> _Directions_: Transcribe every line, keeping it exact.
## START Task data
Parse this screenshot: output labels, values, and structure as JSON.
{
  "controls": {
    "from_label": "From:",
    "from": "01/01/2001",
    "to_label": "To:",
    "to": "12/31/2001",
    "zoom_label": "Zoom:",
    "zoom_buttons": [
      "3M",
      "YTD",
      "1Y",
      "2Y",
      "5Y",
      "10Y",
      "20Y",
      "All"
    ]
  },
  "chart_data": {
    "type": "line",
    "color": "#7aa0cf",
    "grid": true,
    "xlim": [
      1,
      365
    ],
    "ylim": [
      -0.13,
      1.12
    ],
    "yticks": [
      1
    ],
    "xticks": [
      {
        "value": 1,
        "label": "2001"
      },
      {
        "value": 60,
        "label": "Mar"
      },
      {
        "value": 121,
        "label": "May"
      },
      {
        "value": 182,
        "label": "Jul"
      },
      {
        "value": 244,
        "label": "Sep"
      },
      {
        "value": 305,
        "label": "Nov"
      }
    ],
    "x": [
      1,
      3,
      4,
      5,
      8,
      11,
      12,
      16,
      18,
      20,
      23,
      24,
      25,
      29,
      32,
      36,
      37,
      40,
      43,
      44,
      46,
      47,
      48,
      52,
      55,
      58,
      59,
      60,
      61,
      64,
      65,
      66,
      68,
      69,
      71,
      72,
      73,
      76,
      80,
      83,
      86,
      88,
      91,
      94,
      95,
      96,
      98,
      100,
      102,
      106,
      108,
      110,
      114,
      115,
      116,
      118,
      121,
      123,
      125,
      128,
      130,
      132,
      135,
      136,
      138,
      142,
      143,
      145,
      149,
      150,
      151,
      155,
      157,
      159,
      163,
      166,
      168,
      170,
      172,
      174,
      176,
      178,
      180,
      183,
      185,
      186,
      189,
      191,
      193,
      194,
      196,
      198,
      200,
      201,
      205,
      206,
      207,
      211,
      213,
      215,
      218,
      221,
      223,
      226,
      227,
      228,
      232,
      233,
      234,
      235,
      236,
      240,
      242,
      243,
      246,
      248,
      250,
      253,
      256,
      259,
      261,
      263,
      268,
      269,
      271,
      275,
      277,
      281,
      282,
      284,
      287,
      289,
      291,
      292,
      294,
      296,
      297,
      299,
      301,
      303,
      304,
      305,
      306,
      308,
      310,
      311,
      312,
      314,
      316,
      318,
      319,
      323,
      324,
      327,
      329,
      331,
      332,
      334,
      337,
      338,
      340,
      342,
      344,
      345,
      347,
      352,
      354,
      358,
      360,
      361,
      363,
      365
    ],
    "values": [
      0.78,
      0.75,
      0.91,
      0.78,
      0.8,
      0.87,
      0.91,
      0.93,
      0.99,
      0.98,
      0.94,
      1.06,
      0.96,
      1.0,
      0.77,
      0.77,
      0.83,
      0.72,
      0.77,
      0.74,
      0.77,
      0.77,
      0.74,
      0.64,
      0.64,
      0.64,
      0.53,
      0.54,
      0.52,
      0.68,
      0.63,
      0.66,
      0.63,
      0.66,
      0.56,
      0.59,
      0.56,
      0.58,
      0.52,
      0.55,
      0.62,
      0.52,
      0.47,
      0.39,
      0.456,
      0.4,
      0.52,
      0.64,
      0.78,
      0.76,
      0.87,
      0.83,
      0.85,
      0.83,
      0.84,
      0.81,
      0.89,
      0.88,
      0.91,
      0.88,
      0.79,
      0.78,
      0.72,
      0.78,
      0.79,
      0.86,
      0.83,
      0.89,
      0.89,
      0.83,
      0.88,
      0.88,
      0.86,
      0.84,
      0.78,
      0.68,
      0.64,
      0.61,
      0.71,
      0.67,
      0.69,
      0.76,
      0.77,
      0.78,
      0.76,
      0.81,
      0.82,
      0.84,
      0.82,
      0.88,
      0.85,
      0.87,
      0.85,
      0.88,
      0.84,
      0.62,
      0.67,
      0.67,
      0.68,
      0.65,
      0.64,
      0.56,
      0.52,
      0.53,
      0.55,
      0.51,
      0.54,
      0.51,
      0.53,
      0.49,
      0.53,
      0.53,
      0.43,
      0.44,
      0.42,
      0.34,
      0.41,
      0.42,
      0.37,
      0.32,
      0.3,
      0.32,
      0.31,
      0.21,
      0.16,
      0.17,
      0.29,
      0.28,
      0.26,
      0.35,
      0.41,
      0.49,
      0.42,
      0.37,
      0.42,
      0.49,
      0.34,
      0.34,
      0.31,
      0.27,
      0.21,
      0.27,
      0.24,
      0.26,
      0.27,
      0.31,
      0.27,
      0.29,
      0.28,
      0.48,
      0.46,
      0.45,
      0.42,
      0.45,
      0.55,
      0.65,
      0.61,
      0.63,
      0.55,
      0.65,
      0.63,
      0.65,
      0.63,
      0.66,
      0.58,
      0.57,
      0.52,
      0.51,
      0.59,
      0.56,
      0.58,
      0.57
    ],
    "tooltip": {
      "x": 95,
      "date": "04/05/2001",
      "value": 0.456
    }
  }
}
## END Task data
> _Answer to the exercise_:
Parse this screenshot: output labels, values, and structure as JSON.
{
  "controls": {
    "from_label": "From:",
    "from": "01/01/2001",
    "to_label": "To:",
    "to": "12/31/2001",
    "zoom_label": "Zoom:",
    "zoom_buttons": [
      "3M",
      "YTD",
      "1Y",
      "2Y",
      "5Y",
      "10Y",
      "20Y",
      "All"
    ]
  },
  "chart_data": {
    "type": "line",
    "color": "#7aa0cf",
    "grid": true,
    "xlim": [
      1,
      365
    ],
    "ylim": [
      -0.13,
      1.12
    ],
    "yticks": [
      1
    ],
    "xticks": [
      {
        "value": 1,
        "label": "2001"
      },
      {
        "value": 60,
        "label": "Mar"
      },
      {
        "value": 121,
        "label": "May"
      },
      {
        "value": 182,
        "label": "Jul"
      },
      {
        "value": 244,
        "label": "Sep"
      },
      {
        "value": 305,
        "label": "Nov"
      }
    ],
    "x": [
      1,
      3,
      4,
      5,
      8,
      11,
      12,
      16,
      18,
      20,
      23,
      24,
      25,
      29,
      32,
      36,
      37,
      40,
      43,
      44,
      46,
      47,
      48,
      52,
      55,
      58,
      59,
      60,
      61,
      64,
      65,
      66,
      68,
      69,
      71,
      72,
      73,
      76,
      80,
      83,
      86,
      88,
      91,
      94,
      95,
      96,
      98,
      100,
      102,
      106,
      108,
      110,
      114,
      115,
      116,
      118,
      121,
      123,
      125,
      128,
      130,
      132,
      135,
      136,
      138,
      142,
      143,
      145,
      149,
      150,
      151,
      155,
      157,
      159,
      163,
      166,
      168,
      170,
      172,
      174,
      176,
      178,
      180,
      183,
      185,
      186,
      189,
      191,
      193,
      194,
      196,
      198,
      200,
      201,
      205,
      206,
      207,
      211,
      213,
      215,
      218,
      221,
      223,
      226,
      227,
      228,
      232,
      233,
      234,
      235,
      236,
      240,
      242,
      243,
      246,
      248,
      250,
      253,
      256,
      259,
      261,
      263,
      268,
      269,
      271,
      275,
      277,
      281,
      282,
      284,
      287,
      289,
      291,
      292,
      294,
      296,
      297,
      299,
      301,
      303,
      304,
      305,
      306,
      308,
      310,
      311,
      312,
      314,
      316,
      318,
      319,
      323,
      324,
      327,
      329,
      331,
      332,
      334,
      337,
      338,
      340,
      342,
      344,
      345,
      347,
      352,
      354,
      358,
      360,
      361,
      363,
      365
    ],
    "values": [
      0.78,
      0.75,
      0.91,
      0.78,
      0.8,
      0.87,
      0.91,
      0.93,
      0.99,
      0.98,
      0.94,
      1.06,
      0.96,
      1.0,
      0.77,
      0.77,
      0.83,
      0.72,
      0.77,
      0.74,
      0.77,
      0.77,
      0.74,
      0.64,
      0.64,
      0.64,
      0.53,
      0.54,
      0.52,
      0.68,
      0.63,
      0.66,
      0.63,
      0.66,
      0.56,
      0.59,
      0.56,
      0.58,
      0.52,
      0.55,
      0.62,
      0.52,
      0.47,
      0.39,
      0.456,
      0.4,
      0.52,
      0.64,
      0.78,
      0.76,
      0.87,
      0.83,
      0.85,
      0.83,
      0.84,
      0.81,
      0.89,
      0.88,
      0.91,
      0.88,
      0.79,
      0.78,
      0.72,
      0.78,
      0.79,
      0.86,
      0.83,
      0.89,
      0.89,
      0.83,
      0.88,
      0.88,
      0.86,
      0.84,
      0.78,
      0.68,
      0.64,
      0.61,
      0.71,
      0.67,
      0.69,
      0.76,
      0.77,
      0.78,
      0.76,
      0.81,
      0.82,
      0.84,
      0.82,
      0.88,
      0.85,
      0.87,
      0.85,
      0.88,
      0.84,
      0.62,
      0.67,
      0.67,
      0.68,
      0.65,
      0.64,
      0.56,
      0.52,
      0.53,
      0.55,
      0.51,
      0.54,
      0.51,
      0.53,
      0.49,
      0.53,
      0.53,
      0.43,
      0.44,
      0.42,
      0.34,
      0.41,
      0.42,
      0.37,
      0.32,
      0.3,
      0.32,
      0.31,
      0.21,
      0.16,
      0.17,
      0.29,
      0.28,
      0.26,
      0.35,
      0.41,
      0.49,
      0.42,
      0.37,
      0.42,
      0.49,
      0.34,
      0.34,
      0.31,
      0.27,
      0.21,
      0.27,
      0.24,
      0.26,
      0.27,
      0.31,
      0.27,
      0.29,
      0.28,
      0.48,
      0.46,
      0.45,
      0.42,
      0.45,
      0.55,
      0.65,
      0.61,
      0.63,
      0.55,
      0.65,
      0.63,
      0.65,
      0.63,
      0.66,
      0.58,
      0.57,
      0.52,
      0.51,
      0.59,
      0.56,
      0.58,
      0.57
    ],
    "tooltip": {
      "x": 95,
      "date": "04/05/2001",
      "value": 0.456
    }
  }
}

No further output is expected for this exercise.